>>>
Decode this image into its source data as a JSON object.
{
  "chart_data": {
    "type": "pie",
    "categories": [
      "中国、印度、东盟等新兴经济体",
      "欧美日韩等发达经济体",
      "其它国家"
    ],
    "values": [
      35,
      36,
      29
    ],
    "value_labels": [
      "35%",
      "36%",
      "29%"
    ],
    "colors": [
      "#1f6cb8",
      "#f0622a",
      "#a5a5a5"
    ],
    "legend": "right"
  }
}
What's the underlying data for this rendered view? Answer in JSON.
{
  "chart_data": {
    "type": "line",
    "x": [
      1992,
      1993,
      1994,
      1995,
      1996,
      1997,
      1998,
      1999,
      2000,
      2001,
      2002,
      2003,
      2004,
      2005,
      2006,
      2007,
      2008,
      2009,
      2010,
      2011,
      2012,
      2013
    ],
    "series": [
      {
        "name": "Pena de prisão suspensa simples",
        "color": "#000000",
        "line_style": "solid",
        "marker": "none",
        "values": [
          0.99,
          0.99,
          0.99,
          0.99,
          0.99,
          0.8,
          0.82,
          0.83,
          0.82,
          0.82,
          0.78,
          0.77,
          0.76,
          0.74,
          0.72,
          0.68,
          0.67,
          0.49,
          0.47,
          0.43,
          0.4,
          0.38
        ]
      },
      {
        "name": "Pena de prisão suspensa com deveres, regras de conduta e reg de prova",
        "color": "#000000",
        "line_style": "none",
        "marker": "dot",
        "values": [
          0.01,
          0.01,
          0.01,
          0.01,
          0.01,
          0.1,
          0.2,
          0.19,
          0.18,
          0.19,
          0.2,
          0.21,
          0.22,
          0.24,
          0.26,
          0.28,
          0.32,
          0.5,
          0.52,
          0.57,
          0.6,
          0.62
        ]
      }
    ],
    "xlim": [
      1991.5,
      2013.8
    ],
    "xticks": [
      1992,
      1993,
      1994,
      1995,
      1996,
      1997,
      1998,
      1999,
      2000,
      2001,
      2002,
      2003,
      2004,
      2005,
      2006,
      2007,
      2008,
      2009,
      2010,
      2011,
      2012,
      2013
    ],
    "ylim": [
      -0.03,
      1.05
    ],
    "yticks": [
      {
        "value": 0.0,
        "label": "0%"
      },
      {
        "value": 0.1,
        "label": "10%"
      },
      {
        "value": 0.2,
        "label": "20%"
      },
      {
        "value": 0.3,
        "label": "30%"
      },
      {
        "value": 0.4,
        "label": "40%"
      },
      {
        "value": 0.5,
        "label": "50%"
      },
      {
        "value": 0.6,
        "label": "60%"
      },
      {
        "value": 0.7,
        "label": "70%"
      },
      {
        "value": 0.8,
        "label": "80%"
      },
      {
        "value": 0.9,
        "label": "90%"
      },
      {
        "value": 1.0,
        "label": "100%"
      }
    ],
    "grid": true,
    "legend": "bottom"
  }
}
<<<
__Short exercise__: Give back the data above exactly as it appears.

__Reply to the task__:
Decode this image into its source data as a JSON object.
{
  "chart_data": {
    "type": "pie",
    "categories": [
      "中国、印度、东盟等新兴经济体",
      "欧美日韩等发达经济体",
      "其它国家"
    ],
    "values": [
      35,
      36,
      29
    ],
    "value_labels": [
      "35%",
      "36%",
      "29%"
    ],
    "colors": [
      "#1f6cb8",
      "#f0622a",
      "#a5a5a5"
    ],
    "legend": "right"
  }
}
What's the underlying data for this rendered view? Answer in JSON.
{
  "chart_data": {
    "type": "line",
    "x": [
      1992,
      1993,
      1994,
      1995,
      1996,
      1997,
      1998,
      1999,
      2000,
      2001,
      2002,
      2003,
      2004,
      2005,
      2006,
      2007,
      2008,
      2009,
      2010,
      2011,
      2012,
      2013
    ],
    "series": [
      {
        "name": "Pena de prisão suspensa simples",
        "color": "#000000",
        "line_style": "solid",
        "marker": "none",
        "values": [
          0.99,
          0.99,
          0.99,
          0.99,
          0.99,
          0.8,
          0.82,
          0.83,
          0.82,
          0.82,
          0.78,
          0.77,
          0.76,
          0.74,
          0.72,
          0.68,
          0.67,
          0.49,
          0.47,
          0.43,
          0.4,
          0.38
        ]
      },
      {
        "name": "Pena de prisão suspensa com deveres, regras de conduta e reg de prova",
        "color": "#000000",
        "line_style": "none",
        "marker": "dot",
        "values": [
          0.01,
          0.01,
          0.01,
          0.01,
          0.01,
          0.1,
          0.2,
          0.19,
          0.18,
          0.19,
          0.2,
          0.21,
          0.22,
          0.24,
          0.26,
          0.28,
          0.32,
          0.5,
          0.52,
          0.57,
          0.6,
          0.62
        ]
      }
    ],
    "xlim": [
      1991.5,
      2013.8
    ],
    "xticks": [
      1992,
      1993,
      1994,
      1995,
      1996,
      1997,
      1998,
      1999,
      2000,
      2001,
      2002,
      2003,
      2004,
      2005,
      2006,
      2007,
      2008,
      2009,
      2010,
      2011,
      2012,
      2013
    ],
    "ylim": [
      -0.03,
      1.05
    ],
    "yticks": [
      {
        "value": 0.0,
        "label": "0%"
      },
      {
        "value": 0.1,
        "label": "10%"
      },
      {
        "value": 0.2,
        "label": "20%"
      },
      {
        "value": 0.3,
        "label": "30%"
      },
      {
        "value": 0.4,
        "label": "40%"
      },
      {
        "value": 0.5,
        "label": "50%"
      },
      {
        "value": 0.6,
        "label": "60%"
      },
      {
        "value": 0.7,
        "label": "70%"
      },
      {
        "value": 0.8,
        "label": "80%"
      },
      {
        "value": 0.9,
        "label": "90%"
      },
      {
        "value": 1.0,
        "label": "100%"
      }
    ],
    "grid": true,
    "legend": "bottom"
  }
}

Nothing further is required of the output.